課題内容:
「caption-bing: 丙 xyxy=(446,790,463,809)」を含む行から「answer-blank[interactable] xyxy=(283,532,355,547)」を含む行までを、両端の行も含めて一字一句変えずに書き写してください。

提供資料:
※ ※ ※

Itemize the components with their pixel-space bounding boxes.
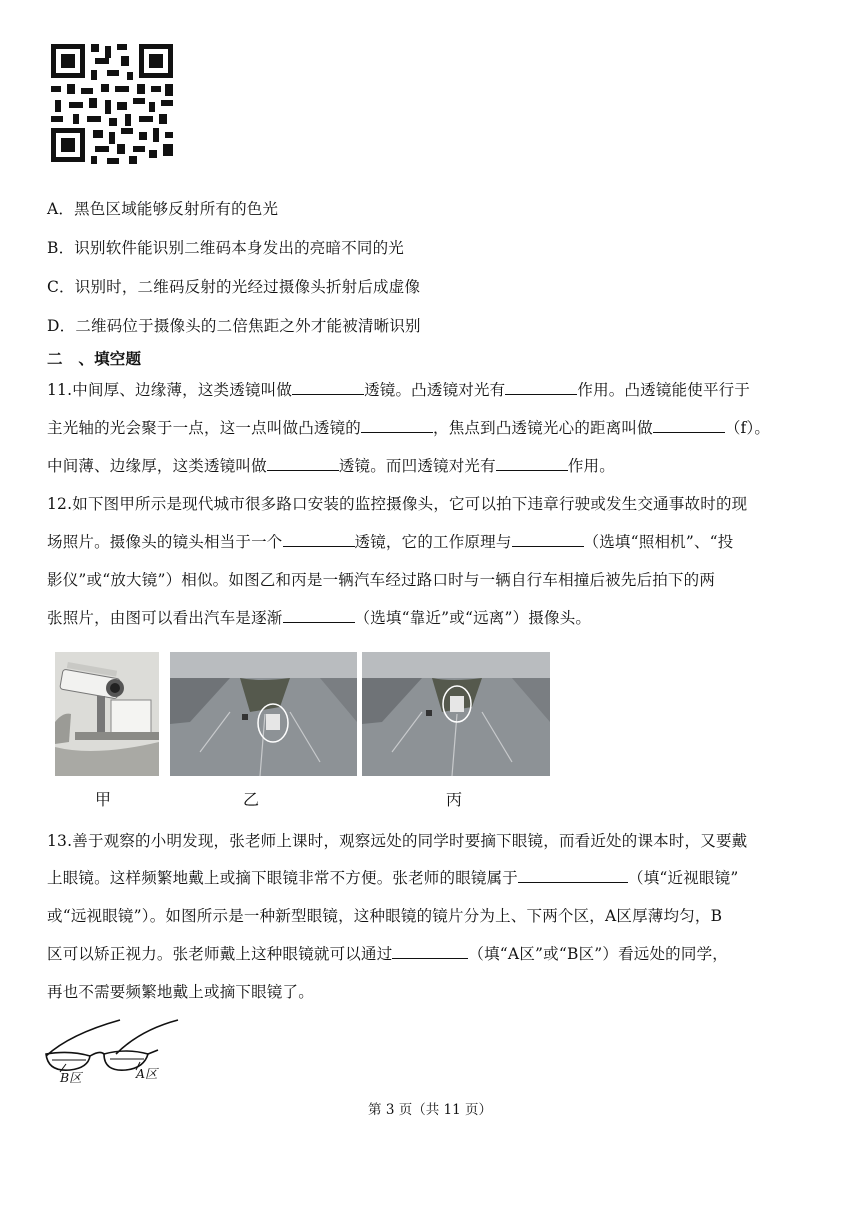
caption-bing: 丙 xyxy=(446,790,463,809)
q13-line-5: 再也不需要频繁地戴上或摘下眼镜了。 xyxy=(47,983,314,1001)
option-b: B．识别软件能识别二维码本身发出的亮暗不同的光 xyxy=(47,239,404,257)
option-d: D．二维码位于摄像头的二倍焦距之外才能被清晰识别 xyxy=(47,317,421,335)
q12-text: （选填“照相机”、“投 xyxy=(583,533,734,551)
option-c: C．识别时，二维码反射的光经过摄像头折射后成虚像 xyxy=(47,278,421,296)
q11-text: 透镜。凸透镜对光有 xyxy=(364,381,506,399)
glasses-label-a: A区 xyxy=(136,1066,158,1081)
q11-line-2 xyxy=(47,416,770,438)
answer-blank[interactable] xyxy=(505,380,577,395)
camera-photo xyxy=(55,652,159,776)
q11-line-3 xyxy=(47,454,615,476)
answer-blank[interactable] xyxy=(653,418,725,433)
answer-blank[interactable] xyxy=(496,456,568,471)
q12-text: 场照片。摄像头的镜头相当于一个 xyxy=(47,533,283,551)
q11-text: 主光轴的光会聚于一点，这一点叫做凸透镜的 xyxy=(47,419,362,437)
q13-line-2 xyxy=(47,866,738,888)
q12-text: 张照片，由图可以看出汽车是逐渐 xyxy=(47,609,283,627)
qr-code-image xyxy=(47,40,177,166)
q12-text: 透镜，它的工作原理与 xyxy=(354,533,512,551)
q11-line-1 xyxy=(47,378,750,400)
q11-text: 中间薄、边缘厚，这类透镜叫做 xyxy=(47,457,267,475)
q12-text: （选填“靠近”或“远离”）摄像头。 xyxy=(354,609,592,627)
q11-text: （f）。 xyxy=(724,419,771,437)
q11-text: 作用。 xyxy=(567,457,615,475)
answer-blank[interactable] xyxy=(283,532,355,547)
answer-blank[interactable] xyxy=(512,532,584,547)
road-photo-yi xyxy=(170,652,357,776)
road-photo-bing xyxy=(362,652,550,776)
q13-line-4 xyxy=(47,942,728,964)
q11-text: 透镜。而凹透镜对光有 xyxy=(338,457,496,475)
q12-line-4 xyxy=(47,606,591,628)
q12-line-3: 影仪”或“放大镜”）相似。如图乙和丙是一辆汽车经过路口时与一辆自行车相撞后被先后拍下的两 xyxy=(47,571,716,589)
q13-line-3: 或“远视眼镜”）。如图所示是一种新型眼镜，这种眼镜的镜片分为上、下两个区，A区厚薄均匀，B xyxy=(47,907,723,925)
section-heading: 二 、填空题 xyxy=(47,350,142,368)
q12-line-2 xyxy=(47,530,734,552)
answer-blank[interactable] xyxy=(392,944,468,959)
q11-text: ，焦点到凸透镜光心的距离叫做 xyxy=(433,419,653,437)
answer-blank[interactable] xyxy=(267,456,339,471)
q13-line-1: 13.善于观察的小明发现，张老师上课时，观察远处的同学时要摘下眼镜，而看近处的课本时，又要戴 xyxy=(47,832,748,850)
q11-text: 11.中间厚、边缘薄，这类透镜叫做 xyxy=(47,381,293,399)
glasses-label-b: B区 xyxy=(60,1070,82,1085)
option-a: A．黑色区域能够反射所有的色光 xyxy=(47,200,279,218)
answer-blank[interactable] xyxy=(361,418,433,433)
answer-blank[interactable] xyxy=(292,380,364,395)
answer-blank[interactable] xyxy=(283,608,355,623)
caption-jia: 甲 xyxy=(95,790,112,809)
q12-line-1: 12.如下图甲所示是现代城市很多路口安装的监控摄像头，它可以拍下违章行驶或发生交通事故时的现 xyxy=(47,495,748,513)
q11-text: 作用。凸透镜能使平行于 xyxy=(577,381,751,399)
page-footer: 第 3 页（共 11 页） xyxy=(368,1102,492,1118)
q13-text: 区可以矫正视力。张老师戴上这种眼镜就可以通过 xyxy=(47,945,393,963)
q13-text: （填“A区”或“B区”）看远处的同学， xyxy=(468,945,728,963)
q13-text: 上眼镜。这样频繁地戴上或摘下眼镜非常不方便。张老师的眼镜属于 xyxy=(47,869,519,887)
answer-blank[interactable] xyxy=(518,868,628,883)
q13-text: （填“近视眼镜” xyxy=(628,869,739,887)
caption-yi: 乙 xyxy=(243,790,260,809)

※ ※ ※

結果:
caption-bing: 丙 xyxy=(446,790,463,809)
q13-line-5: 再也不需要频繁地戴上或摘下眼镜了。 xyxy=(47,983,314,1001)
option-b: B．识别软件能识别二维码本身发出的亮暗不同的光 xyxy=(47,239,404,257)
option-d: D．二维码位于摄像头的二倍焦距之外才能被清晰识别 xyxy=(47,317,421,335)
q12-text: （选填“照相机”、“投 xyxy=(583,533,734,551)
option-c: C．识别时，二维码反射的光经过摄像头折射后成虚像 xyxy=(47,278,421,296)
q11-text: 透镜。凸透镜对光有 xyxy=(364,381,506,399)
glasses-label-a: A区 xyxy=(136,1066,158,1081)
q11-line-2 xyxy=(47,416,770,438)
answer-blank[interactable] xyxy=(505,380,577,395)
camera-photo xyxy=(55,652,159,776)
q11-line-3 xyxy=(47,454,615,476)
answer-blank[interactable] xyxy=(653,418,725,433)
answer-blank[interactable] xyxy=(496,456,568,471)
q12-text: 场照片。摄像头的镜头相当于一个 xyxy=(47,533,283,551)
q11-text: 主光轴的光会聚于一点，这一点叫做凸透镜的 xyxy=(47,419,362,437)
q13-line-2 xyxy=(47,866,738,888)
q12-text: 张照片，由图可以看出汽车是逐渐 xyxy=(47,609,283,627)
qr-code-image xyxy=(47,40,177,166)
q12-text: 透镜，它的工作原理与 xyxy=(354,533,512,551)
q11-line-1 xyxy=(47,378,750,400)
q11-text: 中间薄、边缘厚，这类透镜叫做 xyxy=(47,457,267,475)
q12-text: （选填“靠近”或“远离”）摄像头。 xyxy=(354,609,592,627)
q11-text: （f）。 xyxy=(724,419,771,437)
q11-text: 作用。 xyxy=(567,457,615,475)
answer-blank[interactable] xyxy=(283,532,355,547)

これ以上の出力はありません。